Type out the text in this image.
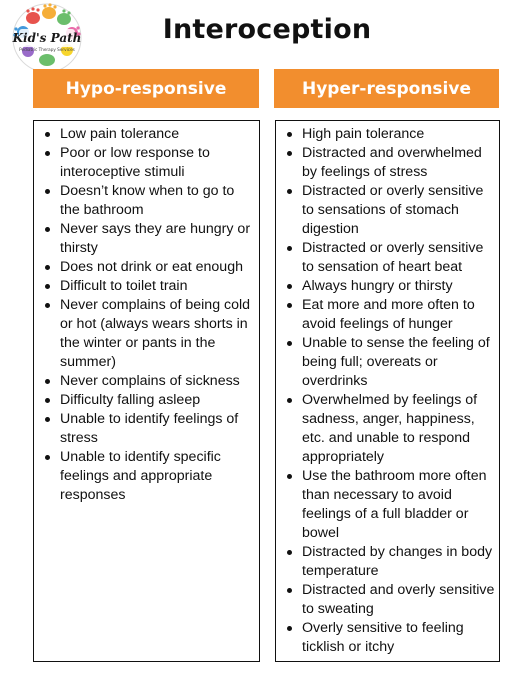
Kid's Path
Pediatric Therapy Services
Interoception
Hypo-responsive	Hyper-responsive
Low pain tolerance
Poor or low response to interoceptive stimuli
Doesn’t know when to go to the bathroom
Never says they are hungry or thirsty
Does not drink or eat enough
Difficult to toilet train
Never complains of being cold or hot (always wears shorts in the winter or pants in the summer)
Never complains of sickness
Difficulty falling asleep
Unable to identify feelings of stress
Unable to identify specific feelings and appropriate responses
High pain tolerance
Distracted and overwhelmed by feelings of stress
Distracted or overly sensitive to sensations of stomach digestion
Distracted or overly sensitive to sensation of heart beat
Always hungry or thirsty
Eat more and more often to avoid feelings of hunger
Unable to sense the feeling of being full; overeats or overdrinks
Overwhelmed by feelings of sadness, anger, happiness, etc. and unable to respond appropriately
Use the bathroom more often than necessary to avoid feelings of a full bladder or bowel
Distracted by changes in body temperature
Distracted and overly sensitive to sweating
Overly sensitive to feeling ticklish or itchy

---

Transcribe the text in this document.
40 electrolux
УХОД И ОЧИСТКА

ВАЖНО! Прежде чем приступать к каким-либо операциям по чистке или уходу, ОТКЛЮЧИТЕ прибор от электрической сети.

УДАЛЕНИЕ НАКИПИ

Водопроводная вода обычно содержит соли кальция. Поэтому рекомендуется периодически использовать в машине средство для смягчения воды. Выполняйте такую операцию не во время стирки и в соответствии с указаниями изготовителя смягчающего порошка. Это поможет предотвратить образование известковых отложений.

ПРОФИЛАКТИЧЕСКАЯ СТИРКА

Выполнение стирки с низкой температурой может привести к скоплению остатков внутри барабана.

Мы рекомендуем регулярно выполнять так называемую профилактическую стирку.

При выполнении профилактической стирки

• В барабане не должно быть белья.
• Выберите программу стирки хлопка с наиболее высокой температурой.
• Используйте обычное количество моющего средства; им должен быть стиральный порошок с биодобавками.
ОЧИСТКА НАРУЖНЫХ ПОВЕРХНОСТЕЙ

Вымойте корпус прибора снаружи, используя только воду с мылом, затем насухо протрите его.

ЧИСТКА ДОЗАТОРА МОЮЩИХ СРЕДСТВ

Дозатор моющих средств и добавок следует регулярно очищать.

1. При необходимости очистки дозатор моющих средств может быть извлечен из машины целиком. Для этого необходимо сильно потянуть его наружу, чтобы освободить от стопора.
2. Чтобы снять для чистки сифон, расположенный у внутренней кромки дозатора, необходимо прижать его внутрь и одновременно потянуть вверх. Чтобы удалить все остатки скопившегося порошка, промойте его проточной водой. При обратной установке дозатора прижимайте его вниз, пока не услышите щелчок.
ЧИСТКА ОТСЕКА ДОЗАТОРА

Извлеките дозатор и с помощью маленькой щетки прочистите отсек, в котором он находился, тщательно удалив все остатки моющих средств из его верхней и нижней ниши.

▶ TASK TO COMPLETE
Find the string "being" in the records, then copy each line where it occurs.

▶ THE ANSWER
Never complains of being cold or hot (always wears shorts in the winter or pants in the summer)
Unable to sense the feeling of being full; overeats or overdrinks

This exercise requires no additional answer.